Copy each of the records below line for line, keeping every character unchanged.

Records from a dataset
^^^^

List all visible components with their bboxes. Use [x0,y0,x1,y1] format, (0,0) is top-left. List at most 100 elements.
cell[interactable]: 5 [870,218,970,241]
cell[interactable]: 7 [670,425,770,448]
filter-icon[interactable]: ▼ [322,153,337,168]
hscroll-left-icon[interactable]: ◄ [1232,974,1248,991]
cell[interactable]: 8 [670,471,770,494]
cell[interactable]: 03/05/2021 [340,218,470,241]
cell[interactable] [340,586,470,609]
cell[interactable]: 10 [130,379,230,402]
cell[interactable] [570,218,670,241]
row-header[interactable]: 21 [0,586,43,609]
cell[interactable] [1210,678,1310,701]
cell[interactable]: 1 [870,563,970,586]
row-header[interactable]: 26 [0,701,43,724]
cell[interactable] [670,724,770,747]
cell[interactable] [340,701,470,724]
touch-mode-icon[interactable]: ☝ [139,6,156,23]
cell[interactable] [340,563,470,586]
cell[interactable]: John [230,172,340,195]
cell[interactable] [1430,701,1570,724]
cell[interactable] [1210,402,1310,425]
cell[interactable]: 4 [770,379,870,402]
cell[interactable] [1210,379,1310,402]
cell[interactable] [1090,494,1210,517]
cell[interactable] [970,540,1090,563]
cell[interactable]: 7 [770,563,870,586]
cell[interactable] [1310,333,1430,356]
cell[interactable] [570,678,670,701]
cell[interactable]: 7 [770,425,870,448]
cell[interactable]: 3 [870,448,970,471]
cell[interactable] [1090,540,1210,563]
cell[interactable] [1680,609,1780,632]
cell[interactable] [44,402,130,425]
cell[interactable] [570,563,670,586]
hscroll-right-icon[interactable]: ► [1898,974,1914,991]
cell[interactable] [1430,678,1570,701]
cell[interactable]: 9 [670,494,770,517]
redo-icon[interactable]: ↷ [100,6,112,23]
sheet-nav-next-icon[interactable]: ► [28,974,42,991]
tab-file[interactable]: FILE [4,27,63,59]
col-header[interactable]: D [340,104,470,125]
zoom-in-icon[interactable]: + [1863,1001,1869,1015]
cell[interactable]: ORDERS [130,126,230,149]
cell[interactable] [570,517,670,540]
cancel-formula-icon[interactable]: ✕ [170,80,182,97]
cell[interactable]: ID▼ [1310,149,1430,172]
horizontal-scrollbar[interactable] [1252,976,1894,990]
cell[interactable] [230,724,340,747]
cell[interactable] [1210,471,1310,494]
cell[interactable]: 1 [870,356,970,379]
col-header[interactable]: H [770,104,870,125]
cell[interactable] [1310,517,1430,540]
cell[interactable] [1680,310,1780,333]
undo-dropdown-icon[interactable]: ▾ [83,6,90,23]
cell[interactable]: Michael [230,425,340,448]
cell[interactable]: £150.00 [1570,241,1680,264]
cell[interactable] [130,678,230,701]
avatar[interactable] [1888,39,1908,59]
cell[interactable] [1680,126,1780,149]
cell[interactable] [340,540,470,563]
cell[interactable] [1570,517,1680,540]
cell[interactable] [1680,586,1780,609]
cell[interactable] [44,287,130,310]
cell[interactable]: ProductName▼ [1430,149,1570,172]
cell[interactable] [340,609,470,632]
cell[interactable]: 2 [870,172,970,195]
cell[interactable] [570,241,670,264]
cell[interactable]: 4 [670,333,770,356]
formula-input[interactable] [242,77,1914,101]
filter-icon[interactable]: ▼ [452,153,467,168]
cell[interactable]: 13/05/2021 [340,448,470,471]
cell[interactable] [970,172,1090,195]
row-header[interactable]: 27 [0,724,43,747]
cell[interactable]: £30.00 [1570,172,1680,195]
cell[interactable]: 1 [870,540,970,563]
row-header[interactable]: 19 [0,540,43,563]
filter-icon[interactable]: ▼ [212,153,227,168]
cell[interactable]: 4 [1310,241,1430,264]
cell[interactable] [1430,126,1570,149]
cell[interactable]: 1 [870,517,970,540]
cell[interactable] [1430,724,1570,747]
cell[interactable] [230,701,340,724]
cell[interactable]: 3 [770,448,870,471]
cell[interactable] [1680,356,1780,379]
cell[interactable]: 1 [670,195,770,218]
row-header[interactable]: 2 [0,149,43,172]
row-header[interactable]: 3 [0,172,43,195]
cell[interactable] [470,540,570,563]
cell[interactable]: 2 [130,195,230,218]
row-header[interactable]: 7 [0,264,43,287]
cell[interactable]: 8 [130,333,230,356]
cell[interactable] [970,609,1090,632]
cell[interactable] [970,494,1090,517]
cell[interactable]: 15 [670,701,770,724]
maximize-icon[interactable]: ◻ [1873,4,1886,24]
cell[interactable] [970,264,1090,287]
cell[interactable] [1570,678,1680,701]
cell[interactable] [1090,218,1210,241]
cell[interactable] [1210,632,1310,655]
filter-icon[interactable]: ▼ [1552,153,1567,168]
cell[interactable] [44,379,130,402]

^^^^

◆ FINISHED TASK:
List all visible components with their bboxes. Use [x0,y0,x1,y1] format, (0,0) is top-left. List at most 100 elements.
cell[interactable]: 5 [870,218,970,241]
cell[interactable]: 7 [670,425,770,448]
filter-icon[interactable]: ▼ [322,153,337,168]
hscroll-left-icon[interactable]: ◄ [1232,974,1248,991]
cell[interactable]: 8 [670,471,770,494]
cell[interactable]: 03/05/2021 [340,218,470,241]
cell[interactable] [340,586,470,609]
cell[interactable]: 10 [130,379,230,402]
cell[interactable] [570,218,670,241]
row-header[interactable]: 21 [0,586,43,609]
cell[interactable] [1210,678,1310,701]
cell[interactable]: 1 [870,563,970,586]
row-header[interactable]: 26 [0,701,43,724]
cell[interactable] [670,724,770,747]
cell[interactable] [340,701,470,724]
touch-mode-icon[interactable]: ☝ [139,6,156,23]
cell[interactable] [340,563,470,586]
cell[interactable]: John [230,172,340,195]
cell[interactable] [1430,701,1570,724]
cell[interactable] [1210,402,1310,425]
cell[interactable]: 4 [770,379,870,402]
cell[interactable] [1210,379,1310,402]
cell[interactable] [1090,494,1210,517]
cell[interactable] [970,540,1090,563]
cell[interactable]: 7 [770,563,870,586]
cell[interactable] [1310,333,1430,356]
cell[interactable] [570,678,670,701]
cell[interactable]: 7 [770,425,870,448]
cell[interactable]: 3 [870,448,970,471]
cell[interactable] [1090,540,1210,563]
cell[interactable] [1680,609,1780,632]
cell[interactable] [44,402,130,425]
cell[interactable] [570,563,670,586]
hscroll-right-icon[interactable]: ► [1898,974,1914,991]
cell[interactable] [1430,678,1570,701]
cell[interactable]: 9 [670,494,770,517]
redo-icon[interactable]: ↷ [100,6,112,23]
sheet-nav-next-icon[interactable]: ► [28,974,42,991]
tab-file[interactable]: FILE [4,27,63,59]
col-header[interactable]: D [340,104,470,125]
zoom-in-icon[interactable]: + [1863,1001,1869,1015]
cell[interactable]: ORDERS [130,126,230,149]
cell[interactable] [570,517,670,540]
cancel-formula-icon[interactable]: ✕ [170,80,182,97]
cell[interactable]: ID▼ [1310,149,1430,172]
horizontal-scrollbar[interactable] [1252,976,1894,990]
cell[interactable] [230,724,340,747]
cell[interactable] [1210,471,1310,494]
cell[interactable]: 1 [870,356,970,379]
col-header[interactable]: H [770,104,870,125]
cell[interactable] [1310,517,1430,540]
cell[interactable] [1680,310,1780,333]
undo-dropdown-icon[interactable]: ▾ [83,6,90,23]
cell[interactable]: Michael [230,425,340,448]
cell[interactable]: £150.00 [1570,241,1680,264]
cell[interactable] [130,678,230,701]
avatar[interactable] [1888,39,1908,59]
cell[interactable] [1680,126,1780,149]
cell[interactable] [340,540,470,563]
cell[interactable] [1570,517,1680,540]
cell[interactable] [1680,586,1780,609]
cell[interactable] [44,287,130,310]
cell[interactable]: ProductName▼ [1430,149,1570,172]
cell[interactable] [340,609,470,632]
cell[interactable]: 2 [870,172,970,195]
cell[interactable] [570,241,670,264]
cell[interactable]: 4 [670,333,770,356]
formula-input[interactable] [242,77,1914,101]
filter-icon[interactable]: ▼ [452,153,467,168]
cell[interactable]: 13/05/2021 [340,448,470,471]
cell[interactable] [970,172,1090,195]
row-header[interactable]: 27 [0,724,43,747]
cell[interactable]: £30.00 [1570,172,1680,195]
cell[interactable]: 1 [870,540,970,563]
row-header[interactable]: 19 [0,540,43,563]
filter-icon[interactable]: ▼ [212,153,227,168]
cell[interactable]: 4 [1310,241,1430,264]
cell[interactable] [1430,126,1570,149]
cell[interactable]: 1 [870,517,970,540]
cell[interactable] [1430,724,1570,747]
cell[interactable] [230,701,340,724]
cell[interactable]: 3 [770,448,870,471]
cell[interactable] [1680,356,1780,379]
cell[interactable]: 1 [670,195,770,218]
row-header[interactable]: 2 [0,149,43,172]
row-header[interactable]: 3 [0,172,43,195]
cell[interactable] [470,540,570,563]
cell[interactable]: 2 [130,195,230,218]
row-header[interactable]: 7 [0,264,43,287]
cell[interactable]: 8 [130,333,230,356]
cell[interactable] [970,609,1090,632]
cell[interactable] [970,494,1090,517]
cell[interactable]: 15 [670,701,770,724]
maximize-icon[interactable]: ◻ [1873,4,1886,24]
cell[interactable] [970,264,1090,287]
cell[interactable] [1570,678,1680,701]
cell[interactable] [1090,218,1210,241]
cell[interactable] [1210,632,1310,655]
filter-icon[interactable]: ▼ [1552,153,1567,168]
cell[interactable] [44,379,130,402]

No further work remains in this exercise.